Collected data:
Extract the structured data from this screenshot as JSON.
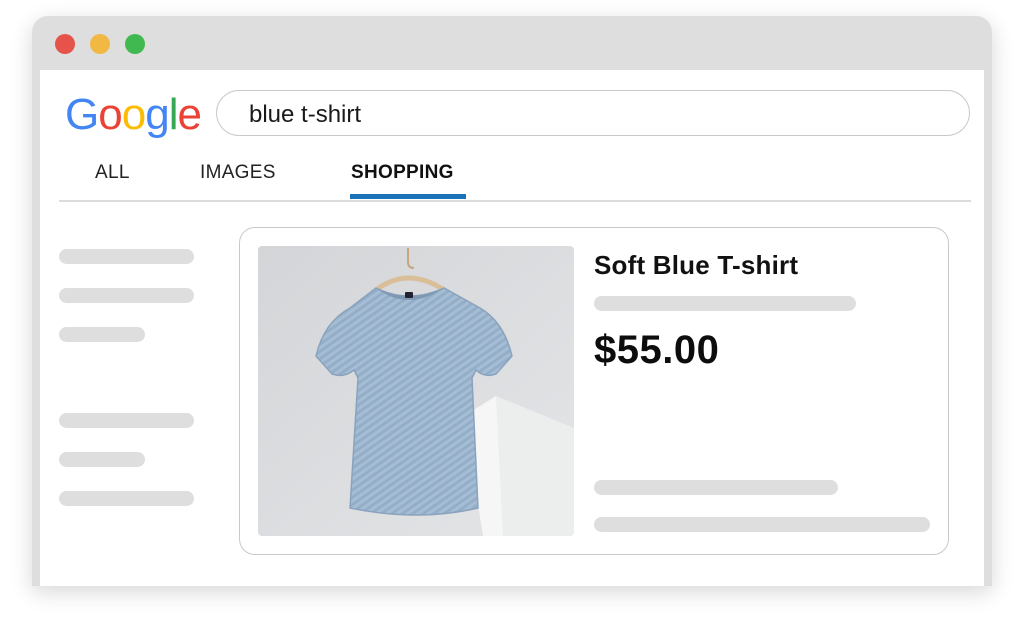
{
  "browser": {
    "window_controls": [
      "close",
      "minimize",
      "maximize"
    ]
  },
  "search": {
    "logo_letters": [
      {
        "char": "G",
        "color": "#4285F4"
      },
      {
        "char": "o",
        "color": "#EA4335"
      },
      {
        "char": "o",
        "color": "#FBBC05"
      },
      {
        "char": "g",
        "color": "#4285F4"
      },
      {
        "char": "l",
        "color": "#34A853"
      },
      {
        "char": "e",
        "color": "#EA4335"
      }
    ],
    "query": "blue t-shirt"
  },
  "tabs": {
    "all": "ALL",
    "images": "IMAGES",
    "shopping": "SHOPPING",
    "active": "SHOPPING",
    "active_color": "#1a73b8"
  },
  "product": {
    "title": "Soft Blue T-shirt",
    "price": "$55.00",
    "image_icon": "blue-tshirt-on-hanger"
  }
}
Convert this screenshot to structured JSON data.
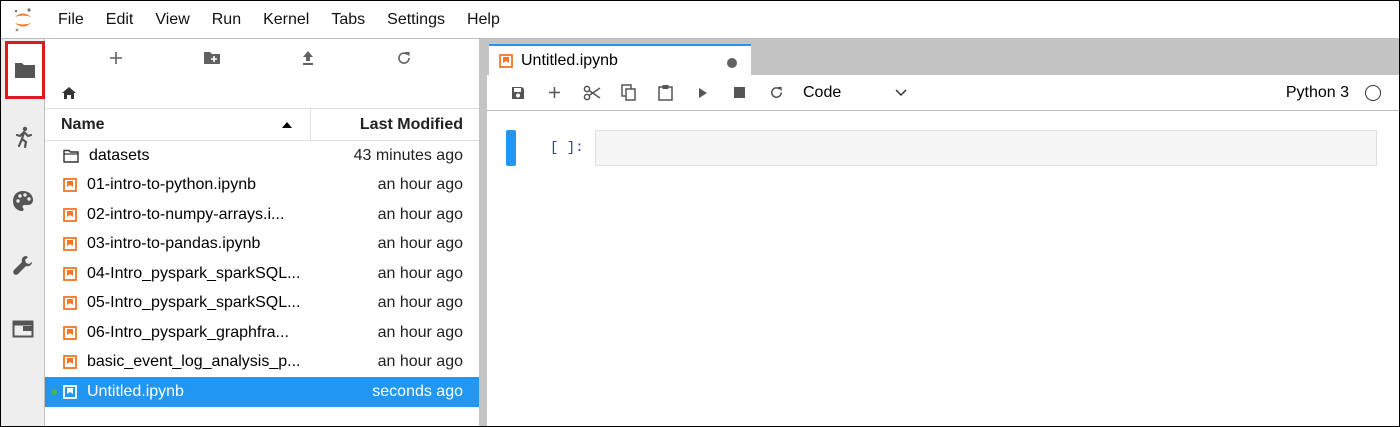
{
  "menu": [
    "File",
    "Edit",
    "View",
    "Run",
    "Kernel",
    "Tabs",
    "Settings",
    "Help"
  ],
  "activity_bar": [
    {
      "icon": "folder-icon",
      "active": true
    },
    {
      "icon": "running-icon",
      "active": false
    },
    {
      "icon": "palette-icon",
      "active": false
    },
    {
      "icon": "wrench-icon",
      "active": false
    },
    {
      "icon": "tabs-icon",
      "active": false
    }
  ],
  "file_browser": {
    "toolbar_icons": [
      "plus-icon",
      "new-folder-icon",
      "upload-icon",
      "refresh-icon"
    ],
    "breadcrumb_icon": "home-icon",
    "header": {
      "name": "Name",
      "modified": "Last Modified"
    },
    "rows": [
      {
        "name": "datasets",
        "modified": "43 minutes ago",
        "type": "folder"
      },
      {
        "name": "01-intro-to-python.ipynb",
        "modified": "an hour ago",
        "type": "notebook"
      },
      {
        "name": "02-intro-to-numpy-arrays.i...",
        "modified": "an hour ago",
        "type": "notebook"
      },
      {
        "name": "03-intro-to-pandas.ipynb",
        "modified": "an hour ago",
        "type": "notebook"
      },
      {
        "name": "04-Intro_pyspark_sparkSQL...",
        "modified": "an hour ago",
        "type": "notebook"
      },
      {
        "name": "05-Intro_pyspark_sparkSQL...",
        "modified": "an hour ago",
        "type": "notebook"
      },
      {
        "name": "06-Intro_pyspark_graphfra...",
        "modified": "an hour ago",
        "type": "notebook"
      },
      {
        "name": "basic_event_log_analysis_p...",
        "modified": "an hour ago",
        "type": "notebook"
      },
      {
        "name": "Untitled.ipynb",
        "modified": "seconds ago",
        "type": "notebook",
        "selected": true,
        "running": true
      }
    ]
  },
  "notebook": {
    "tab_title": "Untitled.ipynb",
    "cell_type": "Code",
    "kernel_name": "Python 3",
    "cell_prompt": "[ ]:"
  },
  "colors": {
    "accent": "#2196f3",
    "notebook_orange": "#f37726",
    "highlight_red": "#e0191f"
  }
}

> **Given problem**: Restate every record exactly, please; do not copy the pictures.

> **Solved problem**:
Extract the structured data from this screenshot as JSON.
{
  "browser": {
    "window_controls": [
      "close",
      "minimize",
      "maximize"
    ]
  },
  "search": {
    "logo_letters": [
      {
        "char": "G",
        "color": "#4285F4"
      },
      {
        "char": "o",
        "color": "#EA4335"
      },
      {
        "char": "o",
        "color": "#FBBC05"
      },
      {
        "char": "g",
        "color": "#4285F4"
      },
      {
        "char": "l",
        "color": "#34A853"
      },
      {
        "char": "e",
        "color": "#EA4335"
      }
    ],
    "query": "blue t-shirt"
  },
  "tabs": {
    "all": "ALL",
    "images": "IMAGES",
    "shopping": "SHOPPING",
    "active": "SHOPPING",
    "active_color": "#1a73b8"
  },
  "product": {
    "title": "Soft Blue T-shirt",
    "price": "$55.00",
    "image_icon": "blue-tshirt-on-hanger"
  }
}
Convert this screenshot to structured JSON data.
{
  "menu": [
    "File",
    "Edit",
    "View",
    "Run",
    "Kernel",
    "Tabs",
    "Settings",
    "Help"
  ],
  "activity_bar": [
    {
      "icon": "folder-icon",
      "active": true
    },
    {
      "icon": "running-icon",
      "active": false
    },
    {
      "icon": "palette-icon",
      "active": false
    },
    {
      "icon": "wrench-icon",
      "active": false
    },
    {
      "icon": "tabs-icon",
      "active": false
    }
  ],
  "file_browser": {
    "toolbar_icons": [
      "plus-icon",
      "new-folder-icon",
      "upload-icon",
      "refresh-icon"
    ],
    "breadcrumb_icon": "home-icon",
    "header": {
      "name": "Name",
      "modified": "Last Modified"
    },
    "rows": [
      {
        "name": "datasets",
        "modified": "43 minutes ago",
        "type": "folder"
      },
      {
        "name": "01-intro-to-python.ipynb",
        "modified": "an hour ago",
        "type": "notebook"
      },
      {
        "name": "02-intro-to-numpy-arrays.i...",
        "modified": "an hour ago",
        "type": "notebook"
      },
      {
        "name": "03-intro-to-pandas.ipynb",
        "modified": "an hour ago",
        "type": "notebook"
      },
      {
        "name": "04-Intro_pyspark_sparkSQL...",
        "modified": "an hour ago",
        "type": "notebook"
      },
      {
        "name": "05-Intro_pyspark_sparkSQL...",
        "modified": "an hour ago",
        "type": "notebook"
      },
      {
        "name": "06-Intro_pyspark_graphfra...",
        "modified": "an hour ago",
        "type": "notebook"
      },
      {
        "name": "basic_event_log_analysis_p...",
        "modified": "an hour ago",
        "type": "notebook"
      },
      {
        "name": "Untitled.ipynb",
        "modified": "seconds ago",
        "type": "notebook",
        "selected": true,
        "running": true
      }
    ]
  },
  "notebook": {
    "tab_title": "Untitled.ipynb",
    "cell_type": "Code",
    "kernel_name": "Python 3",
    "cell_prompt": "[ ]:"
  },
  "colors": {
    "accent": "#2196f3",
    "notebook_orange": "#f37726",
    "highlight_red": "#e0191f"
  }
}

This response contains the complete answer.